GIVEN PROBLEM
Output every line below without omitting or altering anything.

AVAILABLE RECORDS
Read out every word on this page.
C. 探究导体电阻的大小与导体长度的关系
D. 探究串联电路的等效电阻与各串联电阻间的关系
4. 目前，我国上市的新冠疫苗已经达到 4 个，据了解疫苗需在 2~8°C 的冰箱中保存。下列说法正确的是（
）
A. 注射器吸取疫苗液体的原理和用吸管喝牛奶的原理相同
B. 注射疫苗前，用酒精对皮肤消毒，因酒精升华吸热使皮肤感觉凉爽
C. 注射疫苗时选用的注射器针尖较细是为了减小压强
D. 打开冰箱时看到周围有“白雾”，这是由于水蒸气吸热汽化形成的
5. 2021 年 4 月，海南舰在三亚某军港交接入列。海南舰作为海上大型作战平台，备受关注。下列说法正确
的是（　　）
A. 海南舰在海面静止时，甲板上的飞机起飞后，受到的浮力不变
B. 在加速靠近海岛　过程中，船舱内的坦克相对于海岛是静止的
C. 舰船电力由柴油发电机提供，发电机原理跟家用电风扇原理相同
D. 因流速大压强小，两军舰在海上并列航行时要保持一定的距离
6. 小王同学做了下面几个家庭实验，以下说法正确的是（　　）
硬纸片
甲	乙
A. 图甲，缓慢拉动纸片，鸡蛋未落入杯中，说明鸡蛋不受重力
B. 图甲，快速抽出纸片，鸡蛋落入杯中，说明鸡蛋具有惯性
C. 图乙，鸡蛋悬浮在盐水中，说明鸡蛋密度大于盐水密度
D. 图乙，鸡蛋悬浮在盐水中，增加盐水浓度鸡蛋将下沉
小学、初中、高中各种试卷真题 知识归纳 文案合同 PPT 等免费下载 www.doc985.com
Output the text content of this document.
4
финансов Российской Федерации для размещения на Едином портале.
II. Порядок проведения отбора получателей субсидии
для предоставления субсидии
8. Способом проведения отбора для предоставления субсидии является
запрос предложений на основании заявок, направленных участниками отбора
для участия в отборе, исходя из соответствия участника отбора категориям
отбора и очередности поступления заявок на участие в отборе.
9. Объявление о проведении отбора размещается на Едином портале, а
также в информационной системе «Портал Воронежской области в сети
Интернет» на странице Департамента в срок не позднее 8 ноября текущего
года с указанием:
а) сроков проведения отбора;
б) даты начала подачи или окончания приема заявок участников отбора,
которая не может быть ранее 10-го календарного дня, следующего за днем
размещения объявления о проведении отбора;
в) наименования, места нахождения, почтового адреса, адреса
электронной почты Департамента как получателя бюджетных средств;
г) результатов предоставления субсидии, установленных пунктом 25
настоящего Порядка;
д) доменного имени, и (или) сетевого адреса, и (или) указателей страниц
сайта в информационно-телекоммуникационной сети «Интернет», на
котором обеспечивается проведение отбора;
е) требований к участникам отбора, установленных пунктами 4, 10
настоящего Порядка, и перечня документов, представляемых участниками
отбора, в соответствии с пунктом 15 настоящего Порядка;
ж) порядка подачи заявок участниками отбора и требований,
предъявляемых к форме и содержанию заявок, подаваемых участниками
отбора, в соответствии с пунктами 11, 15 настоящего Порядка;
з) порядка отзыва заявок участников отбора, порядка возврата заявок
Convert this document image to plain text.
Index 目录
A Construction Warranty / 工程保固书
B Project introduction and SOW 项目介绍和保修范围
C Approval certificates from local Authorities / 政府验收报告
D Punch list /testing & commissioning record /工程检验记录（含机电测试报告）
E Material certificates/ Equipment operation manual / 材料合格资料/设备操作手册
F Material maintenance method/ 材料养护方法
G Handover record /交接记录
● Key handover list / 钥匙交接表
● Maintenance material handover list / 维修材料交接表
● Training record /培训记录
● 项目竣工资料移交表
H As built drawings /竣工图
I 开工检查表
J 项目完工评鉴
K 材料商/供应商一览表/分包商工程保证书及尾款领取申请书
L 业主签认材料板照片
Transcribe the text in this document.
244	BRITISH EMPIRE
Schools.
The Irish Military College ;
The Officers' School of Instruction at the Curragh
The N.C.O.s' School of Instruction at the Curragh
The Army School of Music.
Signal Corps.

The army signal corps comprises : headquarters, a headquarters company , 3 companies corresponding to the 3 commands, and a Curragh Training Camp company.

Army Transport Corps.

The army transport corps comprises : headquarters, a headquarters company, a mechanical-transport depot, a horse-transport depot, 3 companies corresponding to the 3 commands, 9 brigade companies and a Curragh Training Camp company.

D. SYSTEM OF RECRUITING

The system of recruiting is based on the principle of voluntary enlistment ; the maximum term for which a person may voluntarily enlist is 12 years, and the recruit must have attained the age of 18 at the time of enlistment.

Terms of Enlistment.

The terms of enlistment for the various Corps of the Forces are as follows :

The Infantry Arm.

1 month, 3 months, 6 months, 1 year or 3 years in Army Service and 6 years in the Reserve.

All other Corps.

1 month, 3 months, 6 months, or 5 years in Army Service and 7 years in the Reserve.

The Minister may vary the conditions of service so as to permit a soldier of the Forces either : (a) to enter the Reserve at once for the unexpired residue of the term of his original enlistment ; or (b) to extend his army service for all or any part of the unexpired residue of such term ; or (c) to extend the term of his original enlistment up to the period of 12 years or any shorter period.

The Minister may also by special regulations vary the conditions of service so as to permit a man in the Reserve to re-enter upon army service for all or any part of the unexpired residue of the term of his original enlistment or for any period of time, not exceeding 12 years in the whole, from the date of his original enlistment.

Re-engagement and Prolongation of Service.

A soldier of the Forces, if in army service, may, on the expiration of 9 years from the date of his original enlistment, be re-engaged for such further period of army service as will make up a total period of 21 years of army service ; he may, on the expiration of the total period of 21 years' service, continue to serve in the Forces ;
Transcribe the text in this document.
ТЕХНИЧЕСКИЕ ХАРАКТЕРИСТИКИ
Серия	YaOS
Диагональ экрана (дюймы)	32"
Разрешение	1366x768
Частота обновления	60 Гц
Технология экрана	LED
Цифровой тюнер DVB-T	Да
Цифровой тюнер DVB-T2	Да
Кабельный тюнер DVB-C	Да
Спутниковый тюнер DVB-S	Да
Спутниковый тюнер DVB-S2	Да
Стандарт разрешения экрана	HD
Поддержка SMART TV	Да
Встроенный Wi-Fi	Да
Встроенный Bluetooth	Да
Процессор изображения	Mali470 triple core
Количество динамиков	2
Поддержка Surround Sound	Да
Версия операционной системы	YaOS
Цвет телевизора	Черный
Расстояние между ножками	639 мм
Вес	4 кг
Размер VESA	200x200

SOLUTION FOR THIS PROBLEM
Read out every word on this page.
C. 探究导体电阻的大小与导体长度的关系
D. 探究串联电路的等效电阻与各串联电阻间的关系
4. 目前，我国上市的新冠疫苗已经达到 4 个，据了解疫苗需在 2~8°C 的冰箱中保存。下列说法正确的是（
）
A. 注射器吸取疫苗液体的原理和用吸管喝牛奶的原理相同
B. 注射疫苗前，用酒精对皮肤消毒，因酒精升华吸热使皮肤感觉凉爽
C. 注射疫苗时选用的注射器针尖较细是为了减小压强
D. 打开冰箱时看到周围有“白雾”，这是由于水蒸气吸热汽化形成的
5. 2021 年 4 月，海南舰在三亚某军港交接入列。海南舰作为海上大型作战平台，备受关注。下列说法正确
的是（　　）
A. 海南舰在海面静止时，甲板上的飞机起飞后，受到的浮力不变
B. 在加速靠近海岛　过程中，船舱内的坦克相对于海岛是静止的
C. 舰船电力由柴油发电机提供，发电机原理跟家用电风扇原理相同
D. 因流速大压强小，两军舰在海上并列航行时要保持一定的距离
6. 小王同学做了下面几个家庭实验，以下说法正确的是（　　）
硬纸片
甲	乙
A. 图甲，缓慢拉动纸片，鸡蛋未落入杯中，说明鸡蛋不受重力
B. 图甲，快速抽出纸片，鸡蛋落入杯中，说明鸡蛋具有惯性
C. 图乙，鸡蛋悬浮在盐水中，说明鸡蛋密度大于盐水密度
D. 图乙，鸡蛋悬浮在盐水中，增加盐水浓度鸡蛋将下沉
小学、初中、高中各种试卷真题 知识归纳 文案合同 PPT 等免费下载 www.doc985.com
Output the text content of this document.
4
финансов Российской Федерации для размещения на Едином портале.
II. Порядок проведения отбора получателей субсидии
для предоставления субсидии
8. Способом проведения отбора для предоставления субсидии является
запрос предложений на основании заявок, направленных участниками отбора
для участия в отборе, исходя из соответствия участника отбора категориям
отбора и очередности поступления заявок на участие в отборе.
9. Объявление о проведении отбора размещается на Едином портале, а
также в информационной системе «Портал Воронежской области в сети
Интернет» на странице Департамента в срок не позднее 8 ноября текущего
года с указанием:
а) сроков проведения отбора;
б) даты начала подачи или окончания приема заявок участников отбора,
которая не может быть ранее 10-го календарного дня, следующего за днем
размещения объявления о проведении отбора;
в) наименования, места нахождения, почтового адреса, адреса
электронной почты Департамента как получателя бюджетных средств;
г) результатов предоставления субсидии, установленных пунктом 25
настоящего Порядка;
д) доменного имени, и (или) сетевого адреса, и (или) указателей страниц
сайта в информационно-телекоммуникационной сети «Интернет», на
котором обеспечивается проведение отбора;
е) требований к участникам отбора, установленных пунктами 4, 10
настоящего Порядка, и перечня документов, представляемых участниками
отбора, в соответствии с пунктом 15 настоящего Порядка;
ж) порядка подачи заявок участниками отбора и требований,
предъявляемых к форме и содержанию заявок, подаваемых участниками
отбора, в соответствии с пунктами 11, 15 настоящего Порядка;
з) порядка отзыва заявок участников отбора, порядка возврата заявок
Convert this document image to plain text.
Index 目录
A Construction Warranty / 工程保固书
B Project introduction and SOW 项目介绍和保修范围
C Approval certificates from local Authorities / 政府验收报告
D Punch list /testing & commissioning record /工程检验记录（含机电测试报告）
E Material certificates/ Equipment operation manual / 材料合格资料/设备操作手册
F Material maintenance method/ 材料养护方法
G Handover record /交接记录
● Key handover list / 钥匙交接表
● Maintenance material handover list / 维修材料交接表
● Training record /培训记录
● 项目竣工资料移交表
H As built drawings /竣工图
I 开工检查表
J 项目完工评鉴
K 材料商/供应商一览表/分包商工程保证书及尾款领取申请书
L 业主签认材料板照片
Transcribe the text in this document.
244	BRITISH EMPIRE
Schools.
The Irish Military College ;
The Officers' School of Instruction at the Curragh
The N.C.O.s' School of Instruction at the Curragh
The Army School of Music.
Signal Corps.

The army signal corps comprises : headquarters, a headquarters company , 3 companies corresponding to the 3 commands, and a Curragh Training Camp company.

Army Transport Corps.

The army transport corps comprises : headquarters, a headquarters company, a mechanical-transport depot, a horse-transport depot, 3 companies corresponding to the 3 commands, 9 brigade companies and a Curragh Training Camp company.

D. SYSTEM OF RECRUITING

The system of recruiting is based on the principle of voluntary enlistment ; the maximum term for which a person may voluntarily enlist is 12 years, and the recruit must have attained the age of 18 at the time of enlistment.

Terms of Enlistment.

The terms of enlistment for the various Corps of the Forces are as follows :

The Infantry Arm.

1 month, 3 months, 6 months, 1 year or 3 years in Army Service and 6 years in the Reserve.

All other Corps.

1 month, 3 months, 6 months, or 5 years in Army Service and 7 years in the Reserve.

The Minister may vary the conditions of service so as to permit a soldier of the Forces either : (a) to enter the Reserve at once for the unexpired residue of the term of his original enlistment ; or (b) to extend his army service for all or any part of the unexpired residue of such term ; or (c) to extend the term of his original enlistment up to the period of 12 years or any shorter period.

The Minister may also by special regulations vary the conditions of service so as to permit a man in the Reserve to re-enter upon army service for all or any part of the unexpired residue of the term of his original enlistment or for any period of time, not exceeding 12 years in the whole, from the date of his original enlistment.

Re-engagement and Prolongation of Service.

A soldier of the Forces, if in army service, may, on the expiration of 9 years from the date of his original enlistment, be re-engaged for such further period of army service as will make up a total period of 21 years of army service ; he may, on the expiration of the total period of 21 years' service, continue to serve in the Forces ;
Transcribe the text in this document.
ТЕХНИЧЕСКИЕ ХАРАКТЕРИСТИКИ
Серия	YaOS
Диагональ экрана (дюймы)	32"
Разрешение	1366x768
Частота обновления	60 Гц
Технология экрана	LED
Цифровой тюнер DVB-T	Да
Цифровой тюнер DVB-T2	Да
Кабельный тюнер DVB-C	Да
Спутниковый тюнер DVB-S	Да
Спутниковый тюнер DVB-S2	Да
Стандарт разрешения экрана	HD
Поддержка SMART TV	Да
Встроенный Wi-Fi	Да
Встроенный Bluetooth	Да
Процессор изображения	Mali470 triple core
Количество динамиков	2
Поддержка Surround Sound	Да
Версия операционной системы	YaOS
Цвет телевизора	Черный
Расстояние между ножками	639 мм
Вес	4 кг
Размер VESA	200x200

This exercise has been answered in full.